**** RECORDS FOR THIS EXERCISE
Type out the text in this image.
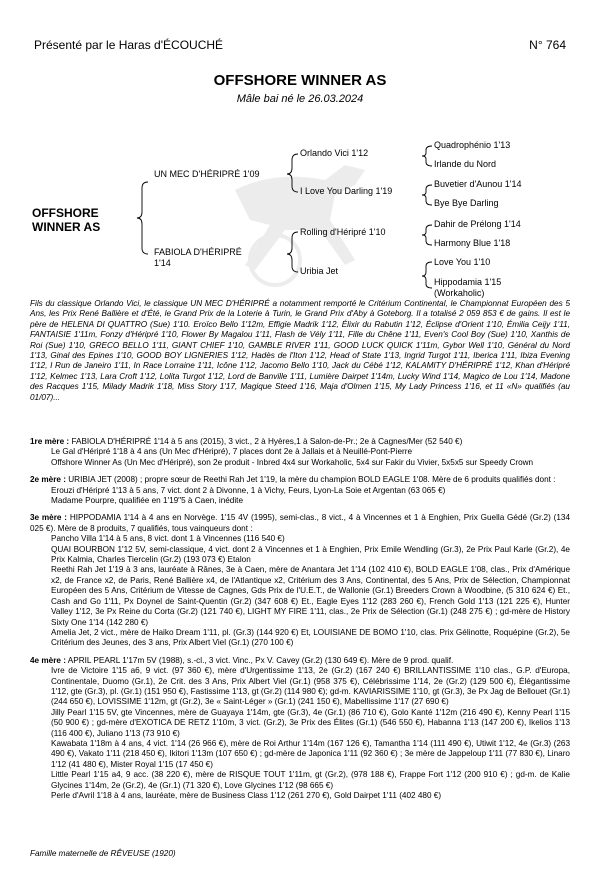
Présenté par le Haras d'ÉCOUCHÉ	N° 764
OFFSHORE WINNER AS
Mâle bai né le 26.03.2024
OFFSHORE
WINNER AS
UN MEC D'HÉRIPRÉ 1'09
FABIOLA D'HÉRIPRÉ
1'14
Orlando Vici 1'12
I Love You Darling 1'19
Rolling d'Héripré 1'10
Uribia Jet
Quadrophénio 1'13
Irlande du Nord
Buvetier d'Aunou 1'14
Bye Bye Darling
Dahir de Prélong 1'14
Harmony Blue 1'18
Love You 1'10
Hippodamia 1'15
(Workaholic)
Fils du classique Orlando Vici, le classique UN MEC D'HÉRIPRÉ a notamment remporté le Critérium Continental, le Championnat Européen des 5 Ans, les Prix René Ballière et d'Été, le Grand Prix de la Loterie à Turin, le Grand Prix d'Aby à Goteborg. Il a totalisé 2 059 853 € de gains. Il est le père de HELENA DI QUATTRO (Sue) 1'10. Eroïco Bello 1'12m, Effigie Madrik 1'12, Élixir du Rabutin 1'12, Éclipse d'Orient 1'10, Émilia Ceijy 1'11, FANTAISIE 1'11m, Fonzy d'Héripré 1'10, Flower By Magalou 1'11, Flash de Vély 1'11, Fille du Chêne 1'11, Even's Cool Boy (Sue) 1'10, Xanthis de Roi (Sue) 1'10, GRECO BELLO 1'11, GIANT CHIEF 1'10, GAMBLE RIVER 1'11, GOOD LUCK QUICK 1'11m, Gybor Well 1'10, Général du Nord 1'13, Ginal des Epines 1'10, GOOD BOY LIGNERIES 1'12, Hadès de l'Iton 1'12, Head of State 1'13, Ingrid Turgot 1'11, Iberica 1'11, Ibiza Evening 1'12, I Run de Janeiro 1'11, In Race Lorraine 1'11, Icône 1'12, Jacomo Bello 1'10, Jack du Cébé 1'12, KALAMITY D'HÉRIPRÉ 1'12, Khan d'Héripré 1'12, Kelmec 1'13, Lara Croft 1'12, Lolita Turgot 1'12, Lord de Banville 1'11, Lumière Dairpet 1'14m, Lucky Wind 1'14, Magico de Lou 1'14, Madone des Racques 1'15, Milady Madrik 1'18, Miss Story 1'17, Magique Steed 1'16, Maja d'Olmen 1'15, My Lady Princess 1'16, et 11 «N» qualifiés (au 01/07)...

1re mère : FABIOLA D'HÉRIPRÉ 1'14 à 5 ans (2015), 3 vict., 2 à Hyères,1 à Salon-de-Pr.; 2e à Cagnes/Mer (52 540 €)

Le Gal d'Héripré 1'18 à 4 ans (Un Mec d'Héripré), 7 places dont 2e à Jallais et à Neuillé-Pont-Pierre

Offshore Winner As (Un Mec d'Héripré), son 2e produit - Inbred 4x4 sur Workaholic, 5x4 sur Fakir du Vivier, 5x5x5 sur Speedy Crown

2e mère : URIBIA JET (2008) ; propre sœur de Reethi Rah Jet 1'19, la mère du champion BOLD EAGLE 1'08. Mère de 6 produits qualifiés dont :

Erouzi d'Héripré 1'13 à 5 ans, 7 vict. dont 2 à Divonne, 1 à Vichy, Feurs, Lyon-La Soie et Argentan (63 065 €)

Madame Pourpre, qualifiée en 1'19"5 à Caen, inédite

3e mère : HIPPODAMIA 1'14 à 4 ans en Norvège. 1'15 4V (1995), semi-clas., 8 vict., 4 à Vincennes et 1 à Enghien, Prix Guella Gédé (Gr.2) (134 025 €). Mère de 8 produits, 7 qualifiés, tous vainqueurs dont :

Pancho Villa 1'14 à 5 ans, 8 vict. dont 1 à Vincennes (116 540 €)

QUAI BOURBON 1'12 5V, semi-classique, 4 vict. dont 2 à Vincennes et 1 à Enghien, Prix Emile Wendling (Gr.3), 2e Prix Paul Karle (Gr.2), 4e Prix Kalmia, Charles Tiercelin (Gr.2) (193 073 €) Etalon

Reethi Rah Jet 1'19 à 3 ans, lauréate à Rânes, 3e à Caen, mère de Anantara Jet 1'14 (102 410 €), BOLD EAGLE 1'08, clas., Prix d'Amérique x2, de France x2, de Paris, René Ballière x4, de l'Atlantique x2, Critérium des 3 Ans, Continental, des 5 Ans, Prix de Sélection, Championnat Européen des 5 Ans, Critérium de Vitesse de Cagnes, Gds Prix de l'U.E.T., de Wallonie (Gr.1) Breeders Crown à Woodbine, (5 310 624 €) Et., Cash and Go 1'11, Px Doynel de Saint-Quentin (Gr.2) (347 608 €) Et., Eagle Eyes 1'12 (283 260 €), French Gold 1'13 (121 225 €), Hunter Valley 1'12, 3e Px Reine du Corta (Gr.2) (121 740 €), LIGHT MY FIRE 1'11, clas., 2e Prix de Sélection (Gr.1) (248 275 €) ; gd-mère de History Sixty One 1'14 (142 280 €)

Amelia Jet, 2 vict., mère de Haiko Dream 1'11, pl. (Gr.3) (144 920 €) Et, LOUISIANE DE BOMO 1'10, clas. Prix Gélinotte, Roquépine (Gr.2), 5e Critérium des Jeunes, des 3 ans, Prix Albert Viel (Gr.1) (270 100 €)

4e mère : APRIL PEARL 1'17m 5V (1988), s.-cl., 3 vict. Vinc., Px V. Cavey (Gr.2) (130 649 €). Mère de 9 prod. qualif.

Ivre de Victoire 1'15 a6, 9 vict. (97 360 €), mère d'Urgentissime 1'13, 2e (Gr.2) (167 240 €) BRILLANTISSIME 1'10 clas., G.P. d'Europa, Continentale, Duomo (Gr.1), 2e Crit. des 3 Ans, Prix Albert Viel (Gr.1) (958 375 €), Célébrissime 1'14, 2e (Gr.2) (129 500 €), Élégantissime 1'12, gte (Gr.3), pl. (Gr.1) (151 950 €), Fastissime 1'13, gt (Gr.2) (114 980 €); gd-m. KAVIARISSIME 1'10, gt (Gr.3), 3e Px Jag de Bellouet (Gr.1) (244 650 €), LOVISSIME 1'12m, gt (Gr.2), 3e « Saint-Léger » (Gr.1) (241 150 €), Mabellissime 1'17 (27 690 €)

Jilly Pearl 1'15 5V, gte Vincennes, mère de Guayaya 1'14m, gte (Gr.3), 4e (Gr.1) (86 710 €), Golo Kanté 1'12m (216 490 €), Kenny Pearl 1'15 (50 900 €) ; gd-mère d'EXOTICA DE RETZ 1'10m, 3 vict. (Gr.2), 3e Prix des Élites (Gr.1) (546 550 €), Habanna 1'13 (147 200 €), Ikelios 1'13 (116 400 €), Juliano 1'13 (73 910 €)

Kawabata 1'18m à 4 ans, 4 vict. 1'14 (26 966 €), mère de Roi Arthur 1'14m (167 126 €), Tamantha 1'14 (111 490 €), Utiwit 1'12, 4e (Gr.3) (263 490 €), Vakato 1'11 (218 450 €), Ikitori 1'13m (107 650 €) ; gd-mère de Japonica 1'11 (92 360 €) ; 3e mère de Jappeloup 1'11 (77 830 €), Linaro 1'12 (41 480 €), Mister Royal 1'15 (17 450 €)

Little Pearl 1'15 a4, 9 acc. (38 220 €), mère de RISQUE TOUT 1'11m, gt (Gr.2), (978 188 €), Frappe Fort 1'12 (200 910 €) ; gd-m. de Kalie Glycines 1'14m, 2e (Gr.2), 4e (Gr.1) (71 320 €), Love Glycines 1'12 (98 665 €)

Perle d'Avril 1'18 à 4 ans, lauréate, mère de Business Class 1'12 (261 270 €), Gold Dairpet 1'11 (402 480 €)

Famille maternelle de RÊVEUSE (1920)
********
§ TASK STATEMENT: Quote the records in full and exactly; skip any image.

§ COMPLETE ANSWER:
Type out the text in this image.
Présenté par le Haras d'ÉCOUCHÉ	N° 764
OFFSHORE WINNER AS
Mâle bai né le 26.03.2024
OFFSHORE
WINNER AS
UN MEC D'HÉRIPRÉ 1'09
FABIOLA D'HÉRIPRÉ
1'14
Orlando Vici 1'12
I Love You Darling 1'19
Rolling d'Héripré 1'10
Uribia Jet
Quadrophénio 1'13
Irlande du Nord
Buvetier d'Aunou 1'14
Bye Bye Darling
Dahir de Prélong 1'14
Harmony Blue 1'18
Love You 1'10
Hippodamia 1'15
(Workaholic)
Fils du classique Orlando Vici, le classique UN MEC D'HÉRIPRÉ a notamment remporté le Critérium Continental, le Championnat Européen des 5 Ans, les Prix René Ballière et d'Été, le Grand Prix de la Loterie à Turin, le Grand Prix d'Aby à Goteborg. Il a totalisé 2 059 853 € de gains. Il est le père de HELENA DI QUATTRO (Sue) 1'10. Eroïco Bello 1'12m, Effigie Madrik 1'12, Élixir du Rabutin 1'12, Éclipse d'Orient 1'10, Émilia Ceijy 1'11, FANTAISIE 1'11m, Fonzy d'Héripré 1'10, Flower By Magalou 1'11, Flash de Vély 1'11, Fille du Chêne 1'11, Even's Cool Boy (Sue) 1'10, Xanthis de Roi (Sue) 1'10, GRECO BELLO 1'11, GIANT CHIEF 1'10, GAMBLE RIVER 1'11, GOOD LUCK QUICK 1'11m, Gybor Well 1'10, Général du Nord 1'13, Ginal des Epines 1'10, GOOD BOY LIGNERIES 1'12, Hadès de l'Iton 1'12, Head of State 1'13, Ingrid Turgot 1'11, Iberica 1'11, Ibiza Evening 1'12, I Run de Janeiro 1'11, In Race Lorraine 1'11, Icône 1'12, Jacomo Bello 1'10, Jack du Cébé 1'12, KALAMITY D'HÉRIPRÉ 1'12, Khan d'Héripré 1'12, Kelmec 1'13, Lara Croft 1'12, Lolita Turgot 1'12, Lord de Banville 1'11, Lumière Dairpet 1'14m, Lucky Wind 1'14, Magico de Lou 1'14, Madone des Racques 1'15, Milady Madrik 1'18, Miss Story 1'17, Magique Steed 1'16, Maja d'Olmen 1'15, My Lady Princess 1'16, et 11 «N» qualifiés (au 01/07)...

1re mère : FABIOLA D'HÉRIPRÉ 1'14 à 5 ans (2015), 3 vict., 2 à Hyères,1 à Salon-de-Pr.; 2e à Cagnes/Mer (52 540 €)

Le Gal d'Héripré 1'18 à 4 ans (Un Mec d'Héripré), 7 places dont 2e à Jallais et à Neuillé-Pont-Pierre

Offshore Winner As (Un Mec d'Héripré), son 2e produit - Inbred 4x4 sur Workaholic, 5x4 sur Fakir du Vivier, 5x5x5 sur Speedy Crown

2e mère : URIBIA JET (2008) ; propre sœur de Reethi Rah Jet 1'19, la mère du champion BOLD EAGLE 1'08. Mère de 6 produits qualifiés dont :

Erouzi d'Héripré 1'13 à 5 ans, 7 vict. dont 2 à Divonne, 1 à Vichy, Feurs, Lyon-La Soie et Argentan (63 065 €)

Madame Pourpre, qualifiée en 1'19"5 à Caen, inédite

3e mère : HIPPODAMIA 1'14 à 4 ans en Norvège. 1'15 4V (1995), semi-clas., 8 vict., 4 à Vincennes et 1 à Enghien, Prix Guella Gédé (Gr.2) (134 025 €). Mère de 8 produits, 7 qualifiés, tous vainqueurs dont :

Pancho Villa 1'14 à 5 ans, 8 vict. dont 1 à Vincennes (116 540 €)

QUAI BOURBON 1'12 5V, semi-classique, 4 vict. dont 2 à Vincennes et 1 à Enghien, Prix Emile Wendling (Gr.3), 2e Prix Paul Karle (Gr.2), 4e Prix Kalmia, Charles Tiercelin (Gr.2) (193 073 €) Etalon

Reethi Rah Jet 1'19 à 3 ans, lauréate à Rânes, 3e à Caen, mère de Anantara Jet 1'14 (102 410 €), BOLD EAGLE 1'08, clas., Prix d'Amérique x2, de France x2, de Paris, René Ballière x4, de l'Atlantique x2, Critérium des 3 Ans, Continental, des 5 Ans, Prix de Sélection, Championnat Européen des 5 Ans, Critérium de Vitesse de Cagnes, Gds Prix de l'U.E.T., de Wallonie (Gr.1) Breeders Crown à Woodbine, (5 310 624 €) Et., Cash and Go 1'11, Px Doynel de Saint-Quentin (Gr.2) (347 608 €) Et., Eagle Eyes 1'12 (283 260 €), French Gold 1'13 (121 225 €), Hunter Valley 1'12, 3e Px Reine du Corta (Gr.2) (121 740 €), LIGHT MY FIRE 1'11, clas., 2e Prix de Sélection (Gr.1) (248 275 €) ; gd-mère de History Sixty One 1'14 (142 280 €)

Amelia Jet, 2 vict., mère de Haiko Dream 1'11, pl. (Gr.3) (144 920 €) Et, LOUISIANE DE BOMO 1'10, clas. Prix Gélinotte, Roquépine (Gr.2), 5e Critérium des Jeunes, des 3 ans, Prix Albert Viel (Gr.1) (270 100 €)

4e mère : APRIL PEARL 1'17m 5V (1988), s.-cl., 3 vict. Vinc., Px V. Cavey (Gr.2) (130 649 €). Mère de 9 prod. qualif.

Ivre de Victoire 1'15 a6, 9 vict. (97 360 €), mère d'Urgentissime 1'13, 2e (Gr.2) (167 240 €) BRILLANTISSIME 1'10 clas., G.P. d'Europa, Continentale, Duomo (Gr.1), 2e Crit. des 3 Ans, Prix Albert Viel (Gr.1) (958 375 €), Célébrissime 1'14, 2e (Gr.2) (129 500 €), Élégantissime 1'12, gte (Gr.3), pl. (Gr.1) (151 950 €), Fastissime 1'13, gt (Gr.2) (114 980 €); gd-m. KAVIARISSIME 1'10, gt (Gr.3), 3e Px Jag de Bellouet (Gr.1) (244 650 €), LOVISSIME 1'12m, gt (Gr.2), 3e « Saint-Léger » (Gr.1) (241 150 €), Mabellissime 1'17 (27 690 €)

Jilly Pearl 1'15 5V, gte Vincennes, mère de Guayaya 1'14m, gte (Gr.3), 4e (Gr.1) (86 710 €), Golo Kanté 1'12m (216 490 €), Kenny Pearl 1'15 (50 900 €) ; gd-mère d'EXOTICA DE RETZ 1'10m, 3 vict. (Gr.2), 3e Prix des Élites (Gr.1) (546 550 €), Habanna 1'13 (147 200 €), Ikelios 1'13 (116 400 €), Juliano 1'13 (73 910 €)

Kawabata 1'18m à 4 ans, 4 vict. 1'14 (26 966 €), mère de Roi Arthur 1'14m (167 126 €), Tamantha 1'14 (111 490 €), Utiwit 1'12, 4e (Gr.3) (263 490 €), Vakato 1'11 (218 450 €), Ikitori 1'13m (107 650 €) ; gd-mère de Japonica 1'11 (92 360 €) ; 3e mère de Jappeloup 1'11 (77 830 €), Linaro 1'12 (41 480 €), Mister Royal 1'15 (17 450 €)

Little Pearl 1'15 a4, 9 acc. (38 220 €), mère de RISQUE TOUT 1'11m, gt (Gr.2), (978 188 €), Frappe Fort 1'12 (200 910 €) ; gd-m. de Kalie Glycines 1'14m, 2e (Gr.2), 4e (Gr.1) (71 320 €), Love Glycines 1'12 (98 665 €)

Perle d'Avril 1'18 à 4 ans, lauréate, mère de Business Class 1'12 (261 270 €), Gold Dairpet 1'11 (402 480 €)

Famille maternelle de RÊVEUSE (1920)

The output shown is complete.